[Entries from a dataset]
-------------------------

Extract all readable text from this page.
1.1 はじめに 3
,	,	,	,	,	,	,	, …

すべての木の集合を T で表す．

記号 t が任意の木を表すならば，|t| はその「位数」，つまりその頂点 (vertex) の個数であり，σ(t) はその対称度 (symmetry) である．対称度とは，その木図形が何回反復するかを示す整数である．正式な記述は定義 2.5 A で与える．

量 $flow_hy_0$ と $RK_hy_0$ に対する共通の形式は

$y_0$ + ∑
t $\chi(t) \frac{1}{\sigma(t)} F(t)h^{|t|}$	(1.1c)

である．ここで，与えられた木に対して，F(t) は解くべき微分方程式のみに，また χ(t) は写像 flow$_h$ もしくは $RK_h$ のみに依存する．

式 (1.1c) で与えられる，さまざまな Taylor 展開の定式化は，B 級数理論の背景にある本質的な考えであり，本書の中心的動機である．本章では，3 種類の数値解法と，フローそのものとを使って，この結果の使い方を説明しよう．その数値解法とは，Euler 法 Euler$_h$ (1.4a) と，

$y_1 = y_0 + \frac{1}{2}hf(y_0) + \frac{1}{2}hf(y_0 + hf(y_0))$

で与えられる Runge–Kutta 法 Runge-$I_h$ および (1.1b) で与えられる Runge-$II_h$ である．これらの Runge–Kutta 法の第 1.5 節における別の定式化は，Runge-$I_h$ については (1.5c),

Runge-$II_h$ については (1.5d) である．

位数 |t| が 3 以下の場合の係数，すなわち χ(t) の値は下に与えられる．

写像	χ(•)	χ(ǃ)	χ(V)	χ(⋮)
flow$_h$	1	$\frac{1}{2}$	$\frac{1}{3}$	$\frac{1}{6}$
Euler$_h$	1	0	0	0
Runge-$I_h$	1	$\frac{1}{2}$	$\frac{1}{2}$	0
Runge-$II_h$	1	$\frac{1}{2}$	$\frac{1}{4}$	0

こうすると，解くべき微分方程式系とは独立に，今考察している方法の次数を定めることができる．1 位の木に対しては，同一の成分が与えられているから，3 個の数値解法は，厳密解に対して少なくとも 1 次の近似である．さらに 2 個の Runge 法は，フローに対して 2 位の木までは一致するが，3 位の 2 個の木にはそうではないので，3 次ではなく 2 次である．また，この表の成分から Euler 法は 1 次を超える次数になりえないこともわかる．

-------------------------

> WRITTEN TASK:
Reproduce the material exactly, with every line intact.

> EXERCISE SOLUTION:
Extract all readable text from this page.
1.1 はじめに 3
,	,	,	,	,	,	,	, …

すべての木の集合を T で表す．

記号 t が任意の木を表すならば，|t| はその「位数」，つまりその頂点 (vertex) の個数であり，σ(t) はその対称度 (symmetry) である．対称度とは，その木図形が何回反復するかを示す整数である．正式な記述は定義 2.5 A で与える．

量 $flow_hy_0$ と $RK_hy_0$ に対する共通の形式は

$y_0$ + ∑
t $\chi(t) \frac{1}{\sigma(t)} F(t)h^{|t|}$	(1.1c)

である．ここで，与えられた木に対して，F(t) は解くべき微分方程式のみに，また χ(t) は写像 flow$_h$ もしくは $RK_h$ のみに依存する．

式 (1.1c) で与えられる，さまざまな Taylor 展開の定式化は，B 級数理論の背景にある本質的な考えであり，本書の中心的動機である．本章では，3 種類の数値解法と，フローそのものとを使って，この結果の使い方を説明しよう．その数値解法とは，Euler 法 Euler$_h$ (1.4a) と，

$y_1 = y_0 + \frac{1}{2}hf(y_0) + \frac{1}{2}hf(y_0 + hf(y_0))$

で与えられる Runge–Kutta 法 Runge-$I_h$ および (1.1b) で与えられる Runge-$II_h$ である．これらの Runge–Kutta 法の第 1.5 節における別の定式化は，Runge-$I_h$ については (1.5c),

Runge-$II_h$ については (1.5d) である．

位数 |t| が 3 以下の場合の係数，すなわち χ(t) の値は下に与えられる．

写像	χ(•)	χ(ǃ)	χ(V)	χ(⋮)
flow$_h$	1	$\frac{1}{2}$	$\frac{1}{3}$	$\frac{1}{6}$
Euler$_h$	1	0	0	0
Runge-$I_h$	1	$\frac{1}{2}$	$\frac{1}{2}$	0
Runge-$II_h$	1	$\frac{1}{2}$	$\frac{1}{4}$	0

こうすると，解くべき微分方程式系とは独立に，今考察している方法の次数を定めることができる．1 位の木に対しては，同一の成分が与えられているから，3 個の数値解法は，厳密解に対して少なくとも 1 次の近似である．さらに 2 個の Runge 法は，フローに対して 2 位の木までは一致するが，3 位の 2 個の木にはそうではないので，3 次ではなく 2 次である．また，この表の成分から Euler 法は 1 次を超える次数になりえないこともわかる．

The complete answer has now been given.